• [What to work on] Search the data for the word "Mass". Reproduce every line where it is found.
-=-=-=-=-
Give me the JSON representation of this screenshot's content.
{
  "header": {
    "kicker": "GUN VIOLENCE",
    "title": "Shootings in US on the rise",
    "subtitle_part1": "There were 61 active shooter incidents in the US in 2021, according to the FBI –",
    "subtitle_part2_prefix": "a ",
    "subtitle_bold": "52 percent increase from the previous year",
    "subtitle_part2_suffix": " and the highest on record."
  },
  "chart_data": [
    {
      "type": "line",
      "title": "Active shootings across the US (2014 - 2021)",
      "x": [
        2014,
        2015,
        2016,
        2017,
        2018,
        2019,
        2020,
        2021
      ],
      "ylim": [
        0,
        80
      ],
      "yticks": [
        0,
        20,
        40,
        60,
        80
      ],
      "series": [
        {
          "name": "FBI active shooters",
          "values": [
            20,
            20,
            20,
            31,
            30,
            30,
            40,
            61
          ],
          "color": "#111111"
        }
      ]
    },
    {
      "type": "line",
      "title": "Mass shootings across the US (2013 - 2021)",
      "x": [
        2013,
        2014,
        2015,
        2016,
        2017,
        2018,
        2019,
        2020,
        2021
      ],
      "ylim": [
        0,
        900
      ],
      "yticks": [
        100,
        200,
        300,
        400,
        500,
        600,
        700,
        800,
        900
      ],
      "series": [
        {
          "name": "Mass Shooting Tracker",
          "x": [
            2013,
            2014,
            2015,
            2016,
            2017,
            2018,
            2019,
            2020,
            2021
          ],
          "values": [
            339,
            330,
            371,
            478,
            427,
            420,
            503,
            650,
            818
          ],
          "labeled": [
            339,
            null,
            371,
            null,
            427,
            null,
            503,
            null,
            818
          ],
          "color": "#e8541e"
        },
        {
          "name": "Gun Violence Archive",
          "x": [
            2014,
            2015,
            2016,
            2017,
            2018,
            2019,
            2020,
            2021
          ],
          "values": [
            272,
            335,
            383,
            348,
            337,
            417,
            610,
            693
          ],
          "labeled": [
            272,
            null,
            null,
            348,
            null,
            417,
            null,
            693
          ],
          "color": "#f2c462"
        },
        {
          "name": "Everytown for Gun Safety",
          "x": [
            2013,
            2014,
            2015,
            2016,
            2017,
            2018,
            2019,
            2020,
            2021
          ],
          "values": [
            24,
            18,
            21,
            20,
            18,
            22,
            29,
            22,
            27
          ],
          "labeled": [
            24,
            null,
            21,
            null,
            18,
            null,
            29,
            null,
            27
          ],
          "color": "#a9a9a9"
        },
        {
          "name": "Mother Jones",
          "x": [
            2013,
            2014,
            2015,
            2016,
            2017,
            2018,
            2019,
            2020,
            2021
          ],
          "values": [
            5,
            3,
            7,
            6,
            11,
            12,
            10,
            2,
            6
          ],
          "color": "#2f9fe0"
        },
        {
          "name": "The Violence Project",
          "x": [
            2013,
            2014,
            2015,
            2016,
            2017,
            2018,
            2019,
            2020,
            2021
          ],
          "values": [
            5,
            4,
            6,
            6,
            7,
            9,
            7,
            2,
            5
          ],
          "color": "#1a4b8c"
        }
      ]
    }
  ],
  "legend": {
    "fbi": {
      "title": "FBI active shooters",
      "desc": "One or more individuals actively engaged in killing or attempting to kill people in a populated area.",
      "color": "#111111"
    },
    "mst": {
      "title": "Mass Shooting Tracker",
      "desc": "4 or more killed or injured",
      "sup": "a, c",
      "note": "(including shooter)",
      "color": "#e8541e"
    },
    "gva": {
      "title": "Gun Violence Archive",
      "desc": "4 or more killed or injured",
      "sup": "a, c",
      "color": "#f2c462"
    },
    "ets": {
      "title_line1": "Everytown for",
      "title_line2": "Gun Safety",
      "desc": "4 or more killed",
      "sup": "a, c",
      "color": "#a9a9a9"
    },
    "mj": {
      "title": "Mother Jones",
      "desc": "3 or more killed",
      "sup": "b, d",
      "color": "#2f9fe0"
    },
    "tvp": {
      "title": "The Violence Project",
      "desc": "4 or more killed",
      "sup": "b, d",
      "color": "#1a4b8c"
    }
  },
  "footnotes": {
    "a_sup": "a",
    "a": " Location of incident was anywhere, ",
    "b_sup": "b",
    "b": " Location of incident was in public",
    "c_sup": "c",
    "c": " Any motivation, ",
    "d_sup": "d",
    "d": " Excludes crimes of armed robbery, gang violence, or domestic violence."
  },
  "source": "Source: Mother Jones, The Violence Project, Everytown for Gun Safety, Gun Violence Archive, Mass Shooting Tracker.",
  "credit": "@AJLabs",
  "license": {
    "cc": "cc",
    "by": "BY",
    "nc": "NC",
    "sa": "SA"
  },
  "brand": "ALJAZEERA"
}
-=-=-=-=-
• [Correct result]
      "title": "Mass shootings across the US (2013 - 2021)",
          "name": "Mass Shooting Tracker",
      "title": "Mass Shooting Tracker",
  "source": "Source: Mother Jones, The Violence Project, Everytown for Gun Safety, Gun Violence Archive, Mass Shooting Tracker.",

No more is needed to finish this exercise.